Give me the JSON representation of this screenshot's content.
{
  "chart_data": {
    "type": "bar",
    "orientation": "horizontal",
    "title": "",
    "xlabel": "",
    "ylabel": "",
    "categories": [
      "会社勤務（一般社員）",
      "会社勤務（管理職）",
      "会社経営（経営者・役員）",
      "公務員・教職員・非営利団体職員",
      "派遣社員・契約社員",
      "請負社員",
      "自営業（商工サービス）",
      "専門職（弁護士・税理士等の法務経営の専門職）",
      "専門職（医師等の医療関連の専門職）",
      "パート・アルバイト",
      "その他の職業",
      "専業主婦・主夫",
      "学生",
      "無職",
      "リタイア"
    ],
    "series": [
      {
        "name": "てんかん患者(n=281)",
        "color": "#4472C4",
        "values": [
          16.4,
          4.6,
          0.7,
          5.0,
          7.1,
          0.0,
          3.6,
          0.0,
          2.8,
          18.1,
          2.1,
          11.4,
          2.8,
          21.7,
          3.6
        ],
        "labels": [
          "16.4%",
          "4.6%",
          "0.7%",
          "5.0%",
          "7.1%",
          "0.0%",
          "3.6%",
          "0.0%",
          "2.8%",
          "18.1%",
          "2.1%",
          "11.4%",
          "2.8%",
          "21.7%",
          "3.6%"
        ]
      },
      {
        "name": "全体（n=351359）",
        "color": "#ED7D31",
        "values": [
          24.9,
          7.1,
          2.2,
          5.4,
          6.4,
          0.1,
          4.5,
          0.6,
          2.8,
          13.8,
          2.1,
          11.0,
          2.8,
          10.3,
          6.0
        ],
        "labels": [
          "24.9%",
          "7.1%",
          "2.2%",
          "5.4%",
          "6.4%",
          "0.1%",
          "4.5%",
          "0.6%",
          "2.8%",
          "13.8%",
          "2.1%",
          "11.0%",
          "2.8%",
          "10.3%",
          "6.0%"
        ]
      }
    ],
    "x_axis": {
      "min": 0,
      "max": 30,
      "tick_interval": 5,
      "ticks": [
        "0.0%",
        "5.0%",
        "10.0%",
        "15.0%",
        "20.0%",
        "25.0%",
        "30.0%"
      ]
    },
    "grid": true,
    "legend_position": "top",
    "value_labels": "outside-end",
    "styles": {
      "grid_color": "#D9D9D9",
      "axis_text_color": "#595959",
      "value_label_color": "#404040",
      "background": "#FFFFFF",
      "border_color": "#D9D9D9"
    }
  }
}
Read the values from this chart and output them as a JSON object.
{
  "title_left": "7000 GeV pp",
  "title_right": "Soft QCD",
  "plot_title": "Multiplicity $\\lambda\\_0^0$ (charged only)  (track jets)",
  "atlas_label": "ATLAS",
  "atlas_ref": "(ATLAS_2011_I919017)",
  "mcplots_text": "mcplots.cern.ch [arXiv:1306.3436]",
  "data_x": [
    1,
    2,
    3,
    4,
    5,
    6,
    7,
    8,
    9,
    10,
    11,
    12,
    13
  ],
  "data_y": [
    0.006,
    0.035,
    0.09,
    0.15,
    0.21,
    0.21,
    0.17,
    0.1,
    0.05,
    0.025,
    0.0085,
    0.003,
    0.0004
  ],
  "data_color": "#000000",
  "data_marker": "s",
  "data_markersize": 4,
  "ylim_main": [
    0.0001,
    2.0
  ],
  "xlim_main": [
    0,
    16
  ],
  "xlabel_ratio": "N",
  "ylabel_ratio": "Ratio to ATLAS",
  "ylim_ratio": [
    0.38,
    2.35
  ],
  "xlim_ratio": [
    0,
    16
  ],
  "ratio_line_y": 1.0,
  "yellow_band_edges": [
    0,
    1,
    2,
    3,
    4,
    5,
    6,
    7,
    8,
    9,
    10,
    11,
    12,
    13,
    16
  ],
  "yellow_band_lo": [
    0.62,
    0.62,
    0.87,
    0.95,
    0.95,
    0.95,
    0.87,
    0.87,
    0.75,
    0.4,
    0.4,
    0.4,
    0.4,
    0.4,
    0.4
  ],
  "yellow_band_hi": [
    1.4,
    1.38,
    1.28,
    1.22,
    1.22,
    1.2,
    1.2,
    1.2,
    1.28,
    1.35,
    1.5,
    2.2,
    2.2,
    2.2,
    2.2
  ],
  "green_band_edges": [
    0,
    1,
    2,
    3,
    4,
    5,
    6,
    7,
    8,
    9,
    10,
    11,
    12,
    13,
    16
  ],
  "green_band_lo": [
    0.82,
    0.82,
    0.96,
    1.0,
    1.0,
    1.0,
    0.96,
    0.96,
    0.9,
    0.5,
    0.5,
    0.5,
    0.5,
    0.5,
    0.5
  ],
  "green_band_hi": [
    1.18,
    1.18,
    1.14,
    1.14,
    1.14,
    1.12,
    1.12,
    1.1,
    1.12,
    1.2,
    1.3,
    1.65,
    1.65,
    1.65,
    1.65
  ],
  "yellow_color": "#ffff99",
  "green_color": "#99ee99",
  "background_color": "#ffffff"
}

YOUR OBJECTIVE
All of the material above needs to be retyped word for word.

COMPLETE RESPONSE
Give me the JSON representation of this screenshot's content.
{
  "chart_data": {
    "type": "bar",
    "orientation": "horizontal",
    "title": "",
    "xlabel": "",
    "ylabel": "",
    "categories": [
      "会社勤務（一般社員）",
      "会社勤務（管理職）",
      "会社経営（経営者・役員）",
      "公務員・教職員・非営利団体職員",
      "派遣社員・契約社員",
      "請負社員",
      "自営業（商工サービス）",
      "専門職（弁護士・税理士等の法務経営の専門職）",
      "専門職（医師等の医療関連の専門職）",
      "パート・アルバイト",
      "その他の職業",
      "専業主婦・主夫",
      "学生",
      "無職",
      "リタイア"
    ],
    "series": [
      {
        "name": "てんかん患者(n=281)",
        "color": "#4472C4",
        "values": [
          16.4,
          4.6,
          0.7,
          5.0,
          7.1,
          0.0,
          3.6,
          0.0,
          2.8,
          18.1,
          2.1,
          11.4,
          2.8,
          21.7,
          3.6
        ],
        "labels": [
          "16.4%",
          "4.6%",
          "0.7%",
          "5.0%",
          "7.1%",
          "0.0%",
          "3.6%",
          "0.0%",
          "2.8%",
          "18.1%",
          "2.1%",
          "11.4%",
          "2.8%",
          "21.7%",
          "3.6%"
        ]
      },
      {
        "name": "全体（n=351359）",
        "color": "#ED7D31",
        "values": [
          24.9,
          7.1,
          2.2,
          5.4,
          6.4,
          0.1,
          4.5,
          0.6,
          2.8,
          13.8,
          2.1,
          11.0,
          2.8,
          10.3,
          6.0
        ],
        "labels": [
          "24.9%",
          "7.1%",
          "2.2%",
          "5.4%",
          "6.4%",
          "0.1%",
          "4.5%",
          "0.6%",
          "2.8%",
          "13.8%",
          "2.1%",
          "11.0%",
          "2.8%",
          "10.3%",
          "6.0%"
        ]
      }
    ],
    "x_axis": {
      "min": 0,
      "max": 30,
      "tick_interval": 5,
      "ticks": [
        "0.0%",
        "5.0%",
        "10.0%",
        "15.0%",
        "20.0%",
        "25.0%",
        "30.0%"
      ]
    },
    "grid": true,
    "legend_position": "top",
    "value_labels": "outside-end",
    "styles": {
      "grid_color": "#D9D9D9",
      "axis_text_color": "#595959",
      "value_label_color": "#404040",
      "background": "#FFFFFF",
      "border_color": "#D9D9D9"
    }
  }
}
Read the values from this chart and output them as a JSON object.
{
  "title_left": "7000 GeV pp",
  "title_right": "Soft QCD",
  "plot_title": "Multiplicity $\\lambda\\_0^0$ (charged only)  (track jets)",
  "atlas_label": "ATLAS",
  "atlas_ref": "(ATLAS_2011_I919017)",
  "mcplots_text": "mcplots.cern.ch [arXiv:1306.3436]",
  "data_x": [
    1,
    2,
    3,
    4,
    5,
    6,
    7,
    8,
    9,
    10,
    11,
    12,
    13
  ],
  "data_y": [
    0.006,
    0.035,
    0.09,
    0.15,
    0.21,
    0.21,
    0.17,
    0.1,
    0.05,
    0.025,
    0.0085,
    0.003,
    0.0004
  ],
  "data_color": "#000000",
  "data_marker": "s",
  "data_markersize": 4,
  "ylim_main": [
    0.0001,
    2.0
  ],
  "xlim_main": [
    0,
    16
  ],
  "xlabel_ratio": "N",
  "ylabel_ratio": "Ratio to ATLAS",
  "ylim_ratio": [
    0.38,
    2.35
  ],
  "xlim_ratio": [
    0,
    16
  ],
  "ratio_line_y": 1.0,
  "yellow_band_edges": [
    0,
    1,
    2,
    3,
    4,
    5,
    6,
    7,
    8,
    9,
    10,
    11,
    12,
    13,
    16
  ],
  "yellow_band_lo": [
    0.62,
    0.62,
    0.87,
    0.95,
    0.95,
    0.95,
    0.87,
    0.87,
    0.75,
    0.4,
    0.4,
    0.4,
    0.4,
    0.4,
    0.4
  ],
  "yellow_band_hi": [
    1.4,
    1.38,
    1.28,
    1.22,
    1.22,
    1.2,
    1.2,
    1.2,
    1.28,
    1.35,
    1.5,
    2.2,
    2.2,
    2.2,
    2.2
  ],
  "green_band_edges": [
    0,
    1,
    2,
    3,
    4,
    5,
    6,
    7,
    8,
    9,
    10,
    11,
    12,
    13,
    16
  ],
  "green_band_lo": [
    0.82,
    0.82,
    0.96,
    1.0,
    1.0,
    1.0,
    0.96,
    0.96,
    0.9,
    0.5,
    0.5,
    0.5,
    0.5,
    0.5,
    0.5
  ],
  "green_band_hi": [
    1.18,
    1.18,
    1.14,
    1.14,
    1.14,
    1.12,
    1.12,
    1.1,
    1.12,
    1.2,
    1.3,
    1.65,
    1.65,
    1.65,
    1.65
  ],
  "yellow_color": "#ffff99",
  "green_color": "#99ee99",
  "background_color": "#ffffff"
}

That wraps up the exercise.